## [SUPPLIED DATA]
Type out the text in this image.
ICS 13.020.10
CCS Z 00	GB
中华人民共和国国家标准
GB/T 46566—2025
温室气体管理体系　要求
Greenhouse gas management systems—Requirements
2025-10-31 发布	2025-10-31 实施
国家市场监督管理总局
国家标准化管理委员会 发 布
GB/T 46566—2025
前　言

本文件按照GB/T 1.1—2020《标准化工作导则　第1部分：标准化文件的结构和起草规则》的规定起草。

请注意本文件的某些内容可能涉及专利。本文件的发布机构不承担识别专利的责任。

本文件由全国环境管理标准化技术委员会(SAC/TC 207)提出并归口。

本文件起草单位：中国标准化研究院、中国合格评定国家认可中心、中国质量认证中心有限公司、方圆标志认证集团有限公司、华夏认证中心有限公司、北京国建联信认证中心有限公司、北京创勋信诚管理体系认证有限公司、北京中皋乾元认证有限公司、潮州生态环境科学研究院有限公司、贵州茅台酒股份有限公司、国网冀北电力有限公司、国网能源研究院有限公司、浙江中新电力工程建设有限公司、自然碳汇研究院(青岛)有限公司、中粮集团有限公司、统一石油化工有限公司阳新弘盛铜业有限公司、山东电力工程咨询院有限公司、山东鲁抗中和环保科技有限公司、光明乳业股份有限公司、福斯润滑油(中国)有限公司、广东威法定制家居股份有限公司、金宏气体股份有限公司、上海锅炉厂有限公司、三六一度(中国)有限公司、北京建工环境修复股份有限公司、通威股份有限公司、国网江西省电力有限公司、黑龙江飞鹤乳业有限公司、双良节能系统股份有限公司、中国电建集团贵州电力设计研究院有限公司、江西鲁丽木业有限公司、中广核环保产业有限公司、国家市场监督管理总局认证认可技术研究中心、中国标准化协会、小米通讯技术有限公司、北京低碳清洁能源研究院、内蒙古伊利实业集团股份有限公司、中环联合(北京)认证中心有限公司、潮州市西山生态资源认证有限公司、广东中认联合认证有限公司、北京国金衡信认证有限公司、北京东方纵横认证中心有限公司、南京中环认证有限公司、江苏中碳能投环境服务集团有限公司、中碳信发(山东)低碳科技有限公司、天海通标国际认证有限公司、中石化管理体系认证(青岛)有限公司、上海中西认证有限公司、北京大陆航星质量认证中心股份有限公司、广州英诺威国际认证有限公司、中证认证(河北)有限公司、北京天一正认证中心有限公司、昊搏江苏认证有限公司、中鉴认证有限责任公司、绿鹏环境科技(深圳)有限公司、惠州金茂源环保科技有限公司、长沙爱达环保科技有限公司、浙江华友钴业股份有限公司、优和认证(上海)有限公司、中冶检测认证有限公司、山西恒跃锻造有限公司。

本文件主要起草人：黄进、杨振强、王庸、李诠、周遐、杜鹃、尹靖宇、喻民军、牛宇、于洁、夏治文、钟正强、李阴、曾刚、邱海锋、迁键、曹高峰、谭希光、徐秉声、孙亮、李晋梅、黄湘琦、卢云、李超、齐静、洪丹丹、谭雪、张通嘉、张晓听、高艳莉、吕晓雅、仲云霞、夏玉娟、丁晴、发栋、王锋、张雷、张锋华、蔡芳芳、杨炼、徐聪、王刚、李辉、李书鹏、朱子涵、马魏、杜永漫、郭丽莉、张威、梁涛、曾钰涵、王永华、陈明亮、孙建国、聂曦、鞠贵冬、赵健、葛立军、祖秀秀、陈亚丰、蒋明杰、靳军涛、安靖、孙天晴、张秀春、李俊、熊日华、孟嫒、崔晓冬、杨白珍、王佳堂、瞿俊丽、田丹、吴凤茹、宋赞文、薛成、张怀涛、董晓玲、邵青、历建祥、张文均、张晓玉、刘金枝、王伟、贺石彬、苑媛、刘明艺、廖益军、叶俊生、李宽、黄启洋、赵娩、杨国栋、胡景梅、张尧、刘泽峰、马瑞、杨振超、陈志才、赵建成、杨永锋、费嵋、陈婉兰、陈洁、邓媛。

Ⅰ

## [YOUR INSTRUCTIONS]
Output the entries verbatim.

## [OUTPUT]
Type out the text in this image.
ICS 13.020.10
CCS Z 00	GB
中华人民共和国国家标准
GB/T 46566—2025
温室气体管理体系　要求
Greenhouse gas management systems—Requirements
2025-10-31 发布	2025-10-31 实施
国家市场监督管理总局
国家标准化管理委员会 发 布
GB/T 46566—2025
前　言

本文件按照GB/T 1.1—2020《标准化工作导则　第1部分：标准化文件的结构和起草规则》的规定起草。

请注意本文件的某些内容可能涉及专利。本文件的发布机构不承担识别专利的责任。

本文件由全国环境管理标准化技术委员会(SAC/TC 207)提出并归口。

本文件起草单位：中国标准化研究院、中国合格评定国家认可中心、中国质量认证中心有限公司、方圆标志认证集团有限公司、华夏认证中心有限公司、北京国建联信认证中心有限公司、北京创勋信诚管理体系认证有限公司、北京中皋乾元认证有限公司、潮州生态环境科学研究院有限公司、贵州茅台酒股份有限公司、国网冀北电力有限公司、国网能源研究院有限公司、浙江中新电力工程建设有限公司、自然碳汇研究院(青岛)有限公司、中粮集团有限公司、统一石油化工有限公司阳新弘盛铜业有限公司、山东电力工程咨询院有限公司、山东鲁抗中和环保科技有限公司、光明乳业股份有限公司、福斯润滑油(中国)有限公司、广东威法定制家居股份有限公司、金宏气体股份有限公司、上海锅炉厂有限公司、三六一度(中国)有限公司、北京建工环境修复股份有限公司、通威股份有限公司、国网江西省电力有限公司、黑龙江飞鹤乳业有限公司、双良节能系统股份有限公司、中国电建集团贵州电力设计研究院有限公司、江西鲁丽木业有限公司、中广核环保产业有限公司、国家市场监督管理总局认证认可技术研究中心、中国标准化协会、小米通讯技术有限公司、北京低碳清洁能源研究院、内蒙古伊利实业集团股份有限公司、中环联合(北京)认证中心有限公司、潮州市西山生态资源认证有限公司、广东中认联合认证有限公司、北京国金衡信认证有限公司、北京东方纵横认证中心有限公司、南京中环认证有限公司、江苏中碳能投环境服务集团有限公司、中碳信发(山东)低碳科技有限公司、天海通标国际认证有限公司、中石化管理体系认证(青岛)有限公司、上海中西认证有限公司、北京大陆航星质量认证中心股份有限公司、广州英诺威国际认证有限公司、中证认证(河北)有限公司、北京天一正认证中心有限公司、昊搏江苏认证有限公司、中鉴认证有限责任公司、绿鹏环境科技(深圳)有限公司、惠州金茂源环保科技有限公司、长沙爱达环保科技有限公司、浙江华友钴业股份有限公司、优和认证(上海)有限公司、中冶检测认证有限公司、山西恒跃锻造有限公司。

本文件主要起草人：黄进、杨振强、王庸、李诠、周遐、杜鹃、尹靖宇、喻民军、牛宇、于洁、夏治文、钟正强、李阴、曾刚、邱海锋、迁键、曹高峰、谭希光、徐秉声、孙亮、李晋梅、黄湘琦、卢云、李超、齐静、洪丹丹、谭雪、张通嘉、张晓听、高艳莉、吕晓雅、仲云霞、夏玉娟、丁晴、发栋、王锋、张雷、张锋华、蔡芳芳、杨炼、徐聪、王刚、李辉、李书鹏、朱子涵、马魏、杜永漫、郭丽莉、张威、梁涛、曾钰涵、王永华、陈明亮、孙建国、聂曦、鞠贵冬、赵健、葛立军、祖秀秀、陈亚丰、蒋明杰、靳军涛、安靖、孙天晴、张秀春、李俊、熊日华、孟嫒、崔晓冬、杨白珍、王佳堂、瞿俊丽、田丹、吴凤茹、宋赞文、薛成、张怀涛、董晓玲、邵青、历建祥、张文均、张晓玉、刘金枝、王伟、贺石彬、苑媛、刘明艺、廖益军、叶俊生、李宽、黄启洋、赵娩、杨国栋、胡景梅、张尧、刘泽峰、马瑞、杨振超、陈志才、赵建成、杨永锋、费嵋、陈婉兰、陈洁、邓媛。

Ⅰ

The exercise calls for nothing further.